··· Entries

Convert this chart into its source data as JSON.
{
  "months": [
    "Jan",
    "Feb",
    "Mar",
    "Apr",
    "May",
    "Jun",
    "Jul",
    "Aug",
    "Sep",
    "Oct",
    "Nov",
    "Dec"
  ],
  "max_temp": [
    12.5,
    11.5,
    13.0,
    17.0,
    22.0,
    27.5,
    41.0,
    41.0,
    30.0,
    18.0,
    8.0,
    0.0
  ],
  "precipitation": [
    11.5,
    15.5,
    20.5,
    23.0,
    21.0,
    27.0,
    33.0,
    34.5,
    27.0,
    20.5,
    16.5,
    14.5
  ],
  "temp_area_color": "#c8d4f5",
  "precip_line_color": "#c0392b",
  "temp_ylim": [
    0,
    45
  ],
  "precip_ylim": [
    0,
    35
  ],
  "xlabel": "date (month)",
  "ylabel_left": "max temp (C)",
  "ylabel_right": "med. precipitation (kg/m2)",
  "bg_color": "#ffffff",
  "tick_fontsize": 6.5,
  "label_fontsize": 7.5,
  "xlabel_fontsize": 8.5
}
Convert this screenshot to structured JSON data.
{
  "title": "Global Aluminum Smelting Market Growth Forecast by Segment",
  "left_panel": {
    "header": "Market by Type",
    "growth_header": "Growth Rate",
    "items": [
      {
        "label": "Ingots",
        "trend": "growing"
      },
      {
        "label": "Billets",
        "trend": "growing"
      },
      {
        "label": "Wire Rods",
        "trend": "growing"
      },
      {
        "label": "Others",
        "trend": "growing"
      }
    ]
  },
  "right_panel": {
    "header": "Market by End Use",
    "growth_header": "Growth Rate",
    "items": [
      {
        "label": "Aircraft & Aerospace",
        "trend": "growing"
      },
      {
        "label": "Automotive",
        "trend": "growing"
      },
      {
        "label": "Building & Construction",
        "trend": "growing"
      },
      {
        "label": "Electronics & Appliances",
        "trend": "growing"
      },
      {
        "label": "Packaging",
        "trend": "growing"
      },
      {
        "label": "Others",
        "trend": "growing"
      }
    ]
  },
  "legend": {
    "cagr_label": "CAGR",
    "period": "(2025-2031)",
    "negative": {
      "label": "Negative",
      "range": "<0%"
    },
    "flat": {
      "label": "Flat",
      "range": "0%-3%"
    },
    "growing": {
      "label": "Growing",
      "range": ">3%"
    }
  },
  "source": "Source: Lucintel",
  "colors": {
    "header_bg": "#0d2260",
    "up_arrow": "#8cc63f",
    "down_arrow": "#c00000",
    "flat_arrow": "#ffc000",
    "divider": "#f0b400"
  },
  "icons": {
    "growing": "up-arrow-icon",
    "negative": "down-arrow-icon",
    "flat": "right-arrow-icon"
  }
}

······

Find every line in the records above that contains the word "data", and copy each one.

Convert this chart into its source data as JSON.
Convert this screenshot to structured JSON data.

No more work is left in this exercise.